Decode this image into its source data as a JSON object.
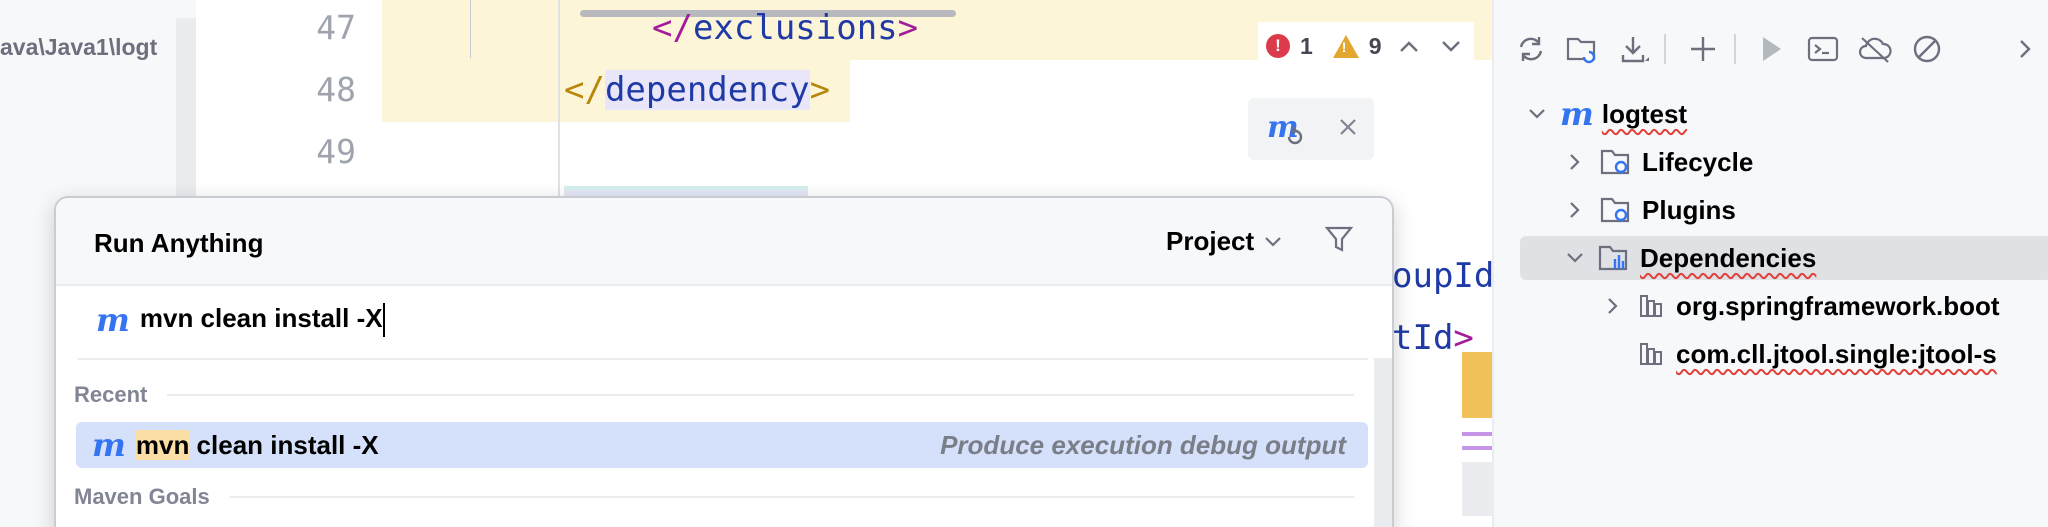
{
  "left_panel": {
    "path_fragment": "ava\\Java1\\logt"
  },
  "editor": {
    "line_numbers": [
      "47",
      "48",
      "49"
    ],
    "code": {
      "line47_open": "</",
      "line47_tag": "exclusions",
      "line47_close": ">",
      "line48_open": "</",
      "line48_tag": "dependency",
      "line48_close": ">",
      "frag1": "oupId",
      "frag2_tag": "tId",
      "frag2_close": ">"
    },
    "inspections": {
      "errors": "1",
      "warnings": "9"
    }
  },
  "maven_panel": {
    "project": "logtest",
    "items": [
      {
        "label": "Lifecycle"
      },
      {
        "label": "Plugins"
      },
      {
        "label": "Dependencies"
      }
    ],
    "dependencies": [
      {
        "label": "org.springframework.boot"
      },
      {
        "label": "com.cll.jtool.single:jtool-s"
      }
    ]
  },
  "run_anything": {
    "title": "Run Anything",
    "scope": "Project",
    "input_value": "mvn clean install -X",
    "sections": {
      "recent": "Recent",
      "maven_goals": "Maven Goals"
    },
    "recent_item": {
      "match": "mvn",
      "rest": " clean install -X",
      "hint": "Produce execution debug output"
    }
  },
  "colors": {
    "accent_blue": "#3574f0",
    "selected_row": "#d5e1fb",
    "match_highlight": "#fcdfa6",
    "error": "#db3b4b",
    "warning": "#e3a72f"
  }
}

^^^^

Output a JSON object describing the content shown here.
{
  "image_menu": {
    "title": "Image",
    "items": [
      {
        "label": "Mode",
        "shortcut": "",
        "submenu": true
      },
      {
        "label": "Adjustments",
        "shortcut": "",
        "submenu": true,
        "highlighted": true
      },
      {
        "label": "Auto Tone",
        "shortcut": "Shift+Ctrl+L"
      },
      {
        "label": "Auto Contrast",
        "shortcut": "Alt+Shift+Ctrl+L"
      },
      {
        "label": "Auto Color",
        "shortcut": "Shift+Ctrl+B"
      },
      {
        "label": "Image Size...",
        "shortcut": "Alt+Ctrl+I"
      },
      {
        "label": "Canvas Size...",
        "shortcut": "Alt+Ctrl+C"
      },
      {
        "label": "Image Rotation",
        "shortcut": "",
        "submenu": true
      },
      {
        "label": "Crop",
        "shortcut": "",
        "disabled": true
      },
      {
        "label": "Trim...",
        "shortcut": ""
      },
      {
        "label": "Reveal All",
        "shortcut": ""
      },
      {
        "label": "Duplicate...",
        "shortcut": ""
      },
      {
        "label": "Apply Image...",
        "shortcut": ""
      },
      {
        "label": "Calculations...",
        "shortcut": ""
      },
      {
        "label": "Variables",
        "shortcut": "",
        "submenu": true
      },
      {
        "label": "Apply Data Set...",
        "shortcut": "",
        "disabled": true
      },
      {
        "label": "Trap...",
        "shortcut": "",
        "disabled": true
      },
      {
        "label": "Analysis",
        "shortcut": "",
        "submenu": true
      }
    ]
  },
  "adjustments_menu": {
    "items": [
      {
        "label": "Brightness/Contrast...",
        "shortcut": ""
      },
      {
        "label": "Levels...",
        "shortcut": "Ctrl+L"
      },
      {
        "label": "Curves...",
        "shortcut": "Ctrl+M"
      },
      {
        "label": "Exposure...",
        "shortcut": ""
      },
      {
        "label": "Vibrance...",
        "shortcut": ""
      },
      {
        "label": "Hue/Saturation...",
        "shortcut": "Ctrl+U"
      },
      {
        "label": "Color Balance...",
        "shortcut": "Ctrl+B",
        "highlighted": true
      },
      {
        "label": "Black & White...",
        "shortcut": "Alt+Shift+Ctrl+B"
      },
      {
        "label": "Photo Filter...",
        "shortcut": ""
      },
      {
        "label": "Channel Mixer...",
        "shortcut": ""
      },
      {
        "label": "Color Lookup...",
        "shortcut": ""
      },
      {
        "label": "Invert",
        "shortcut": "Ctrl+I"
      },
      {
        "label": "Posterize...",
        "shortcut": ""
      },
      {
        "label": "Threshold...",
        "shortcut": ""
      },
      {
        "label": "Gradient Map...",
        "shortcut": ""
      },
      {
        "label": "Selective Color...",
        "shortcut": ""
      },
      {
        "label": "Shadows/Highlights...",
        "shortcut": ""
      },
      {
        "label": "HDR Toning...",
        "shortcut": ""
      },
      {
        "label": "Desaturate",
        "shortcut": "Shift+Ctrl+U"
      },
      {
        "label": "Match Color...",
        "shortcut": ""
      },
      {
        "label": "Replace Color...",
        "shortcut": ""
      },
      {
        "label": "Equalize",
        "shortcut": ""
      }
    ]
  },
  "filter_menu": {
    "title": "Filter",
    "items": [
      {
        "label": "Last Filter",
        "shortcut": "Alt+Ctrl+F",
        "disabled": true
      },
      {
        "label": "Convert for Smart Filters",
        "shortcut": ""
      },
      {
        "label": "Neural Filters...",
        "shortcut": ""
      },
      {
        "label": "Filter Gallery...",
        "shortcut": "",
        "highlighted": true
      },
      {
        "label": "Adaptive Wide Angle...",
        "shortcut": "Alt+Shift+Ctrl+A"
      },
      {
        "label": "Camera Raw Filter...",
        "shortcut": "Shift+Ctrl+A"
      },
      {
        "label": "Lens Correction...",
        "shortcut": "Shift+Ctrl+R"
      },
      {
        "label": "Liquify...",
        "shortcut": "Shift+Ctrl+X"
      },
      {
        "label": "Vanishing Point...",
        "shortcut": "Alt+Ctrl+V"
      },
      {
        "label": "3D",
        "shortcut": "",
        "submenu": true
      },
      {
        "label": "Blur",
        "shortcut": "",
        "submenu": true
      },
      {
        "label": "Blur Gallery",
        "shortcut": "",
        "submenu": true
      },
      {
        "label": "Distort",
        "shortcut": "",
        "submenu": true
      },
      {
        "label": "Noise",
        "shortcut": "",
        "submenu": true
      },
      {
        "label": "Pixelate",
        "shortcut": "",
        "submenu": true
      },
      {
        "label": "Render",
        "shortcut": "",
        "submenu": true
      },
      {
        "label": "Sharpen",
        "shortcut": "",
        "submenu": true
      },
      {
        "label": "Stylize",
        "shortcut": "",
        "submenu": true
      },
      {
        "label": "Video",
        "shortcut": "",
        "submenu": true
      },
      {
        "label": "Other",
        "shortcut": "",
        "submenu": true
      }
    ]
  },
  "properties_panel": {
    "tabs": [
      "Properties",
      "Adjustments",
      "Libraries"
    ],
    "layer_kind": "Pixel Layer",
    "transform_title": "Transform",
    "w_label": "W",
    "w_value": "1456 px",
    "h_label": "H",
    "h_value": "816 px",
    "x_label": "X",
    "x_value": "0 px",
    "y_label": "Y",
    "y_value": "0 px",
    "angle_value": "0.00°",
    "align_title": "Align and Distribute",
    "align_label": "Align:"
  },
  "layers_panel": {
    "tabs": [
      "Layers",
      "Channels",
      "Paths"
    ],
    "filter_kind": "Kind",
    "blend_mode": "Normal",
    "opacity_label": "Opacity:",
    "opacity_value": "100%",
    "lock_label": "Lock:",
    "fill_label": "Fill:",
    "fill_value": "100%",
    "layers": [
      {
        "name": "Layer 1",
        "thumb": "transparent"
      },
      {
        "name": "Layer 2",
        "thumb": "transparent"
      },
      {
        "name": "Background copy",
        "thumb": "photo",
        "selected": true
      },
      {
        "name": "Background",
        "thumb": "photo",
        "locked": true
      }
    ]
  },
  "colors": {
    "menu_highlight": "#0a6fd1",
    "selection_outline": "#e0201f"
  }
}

^^^^

Task requirements
Provide only the count of lines in the data above that include the string "Shift".

Result of the task
9